**STATED PROBLEM**
Within the records below, find each line that holds the string "must", then copy it.

Extracted data entries
_ _ _ _

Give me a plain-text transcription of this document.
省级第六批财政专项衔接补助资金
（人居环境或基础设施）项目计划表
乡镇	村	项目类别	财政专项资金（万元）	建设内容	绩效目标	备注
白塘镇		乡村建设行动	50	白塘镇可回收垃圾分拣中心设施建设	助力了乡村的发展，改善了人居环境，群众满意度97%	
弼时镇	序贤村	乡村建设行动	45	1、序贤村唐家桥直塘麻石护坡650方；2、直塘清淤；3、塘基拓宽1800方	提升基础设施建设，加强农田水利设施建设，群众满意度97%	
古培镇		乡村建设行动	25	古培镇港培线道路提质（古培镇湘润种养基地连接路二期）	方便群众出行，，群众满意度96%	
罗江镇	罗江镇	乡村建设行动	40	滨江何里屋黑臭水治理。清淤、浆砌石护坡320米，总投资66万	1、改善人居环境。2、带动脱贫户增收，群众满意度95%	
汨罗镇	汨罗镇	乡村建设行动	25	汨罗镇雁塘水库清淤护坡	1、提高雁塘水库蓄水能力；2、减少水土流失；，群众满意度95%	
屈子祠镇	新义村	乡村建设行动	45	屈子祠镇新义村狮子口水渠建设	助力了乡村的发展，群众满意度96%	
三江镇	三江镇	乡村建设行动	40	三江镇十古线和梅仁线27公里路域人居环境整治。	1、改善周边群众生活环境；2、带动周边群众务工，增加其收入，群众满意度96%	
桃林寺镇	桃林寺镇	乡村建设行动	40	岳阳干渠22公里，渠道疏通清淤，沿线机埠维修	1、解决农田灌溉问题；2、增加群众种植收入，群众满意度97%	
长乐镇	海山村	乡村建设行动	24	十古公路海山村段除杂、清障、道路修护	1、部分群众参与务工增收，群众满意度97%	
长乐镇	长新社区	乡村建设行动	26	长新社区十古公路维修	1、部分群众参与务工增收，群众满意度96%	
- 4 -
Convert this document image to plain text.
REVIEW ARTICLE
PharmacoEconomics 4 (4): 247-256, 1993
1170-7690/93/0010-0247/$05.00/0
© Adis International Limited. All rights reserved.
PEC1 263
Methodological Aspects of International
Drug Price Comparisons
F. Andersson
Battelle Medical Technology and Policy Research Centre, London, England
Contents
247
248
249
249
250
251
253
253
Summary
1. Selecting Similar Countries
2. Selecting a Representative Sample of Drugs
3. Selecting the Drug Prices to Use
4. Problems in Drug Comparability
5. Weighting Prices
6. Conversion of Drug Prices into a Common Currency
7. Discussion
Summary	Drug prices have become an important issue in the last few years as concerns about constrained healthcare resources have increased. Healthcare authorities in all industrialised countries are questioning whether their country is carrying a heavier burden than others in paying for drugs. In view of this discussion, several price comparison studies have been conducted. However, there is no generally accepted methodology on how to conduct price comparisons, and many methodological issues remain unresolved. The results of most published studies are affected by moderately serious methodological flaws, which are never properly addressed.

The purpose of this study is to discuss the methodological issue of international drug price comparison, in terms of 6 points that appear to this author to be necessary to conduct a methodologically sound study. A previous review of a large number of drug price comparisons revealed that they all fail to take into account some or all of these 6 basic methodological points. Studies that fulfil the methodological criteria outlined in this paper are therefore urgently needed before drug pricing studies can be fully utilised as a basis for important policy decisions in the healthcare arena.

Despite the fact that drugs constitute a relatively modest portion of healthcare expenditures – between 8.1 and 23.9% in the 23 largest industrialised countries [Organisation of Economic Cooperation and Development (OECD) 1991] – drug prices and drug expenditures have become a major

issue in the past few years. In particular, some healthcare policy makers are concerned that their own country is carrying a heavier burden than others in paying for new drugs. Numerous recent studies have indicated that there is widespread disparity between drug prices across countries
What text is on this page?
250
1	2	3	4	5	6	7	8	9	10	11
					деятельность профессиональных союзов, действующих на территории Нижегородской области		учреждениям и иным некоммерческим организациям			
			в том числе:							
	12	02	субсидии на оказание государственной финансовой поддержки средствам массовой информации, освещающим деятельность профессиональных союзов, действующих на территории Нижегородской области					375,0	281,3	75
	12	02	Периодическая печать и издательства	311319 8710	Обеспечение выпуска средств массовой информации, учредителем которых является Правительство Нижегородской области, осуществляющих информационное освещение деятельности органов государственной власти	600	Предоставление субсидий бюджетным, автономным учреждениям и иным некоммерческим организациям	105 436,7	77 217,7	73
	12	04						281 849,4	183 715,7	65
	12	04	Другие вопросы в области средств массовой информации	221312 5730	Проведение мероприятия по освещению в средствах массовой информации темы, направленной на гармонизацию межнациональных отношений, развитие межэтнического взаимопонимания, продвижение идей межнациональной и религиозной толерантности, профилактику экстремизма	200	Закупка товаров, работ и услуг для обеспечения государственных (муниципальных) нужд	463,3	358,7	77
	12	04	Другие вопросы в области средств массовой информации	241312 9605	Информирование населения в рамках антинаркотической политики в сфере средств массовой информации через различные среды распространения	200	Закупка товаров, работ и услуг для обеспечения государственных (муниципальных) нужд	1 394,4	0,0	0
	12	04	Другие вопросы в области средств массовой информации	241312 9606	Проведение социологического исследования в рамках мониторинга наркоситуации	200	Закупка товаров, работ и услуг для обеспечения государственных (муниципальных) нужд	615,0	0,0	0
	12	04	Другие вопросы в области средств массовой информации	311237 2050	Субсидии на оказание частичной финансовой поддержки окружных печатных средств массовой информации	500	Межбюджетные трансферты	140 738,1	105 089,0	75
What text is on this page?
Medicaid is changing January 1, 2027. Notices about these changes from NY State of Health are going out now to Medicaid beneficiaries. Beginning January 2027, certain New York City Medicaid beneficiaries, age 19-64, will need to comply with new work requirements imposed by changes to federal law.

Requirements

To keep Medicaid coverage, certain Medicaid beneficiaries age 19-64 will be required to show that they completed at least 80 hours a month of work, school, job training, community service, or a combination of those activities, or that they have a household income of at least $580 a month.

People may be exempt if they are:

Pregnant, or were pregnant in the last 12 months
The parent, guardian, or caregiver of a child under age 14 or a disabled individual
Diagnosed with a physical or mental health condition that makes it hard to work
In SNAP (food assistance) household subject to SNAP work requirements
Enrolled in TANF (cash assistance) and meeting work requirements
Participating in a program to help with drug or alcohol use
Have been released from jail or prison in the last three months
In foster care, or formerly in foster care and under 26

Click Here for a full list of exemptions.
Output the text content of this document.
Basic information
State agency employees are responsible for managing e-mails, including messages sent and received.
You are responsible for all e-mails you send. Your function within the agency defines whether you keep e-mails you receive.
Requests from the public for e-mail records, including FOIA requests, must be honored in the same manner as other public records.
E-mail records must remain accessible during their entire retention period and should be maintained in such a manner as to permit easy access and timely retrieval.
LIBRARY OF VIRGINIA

_ _ _ _

**RESPONSE TO THIS EXERCISE**
Requests from the public for e-mail records, including FOIA requests, must be honored in the same manner as other public records.
E-mail records must remain accessible during their entire retention period and should be maintained in such a manner as to permit easy access and timely retrieval.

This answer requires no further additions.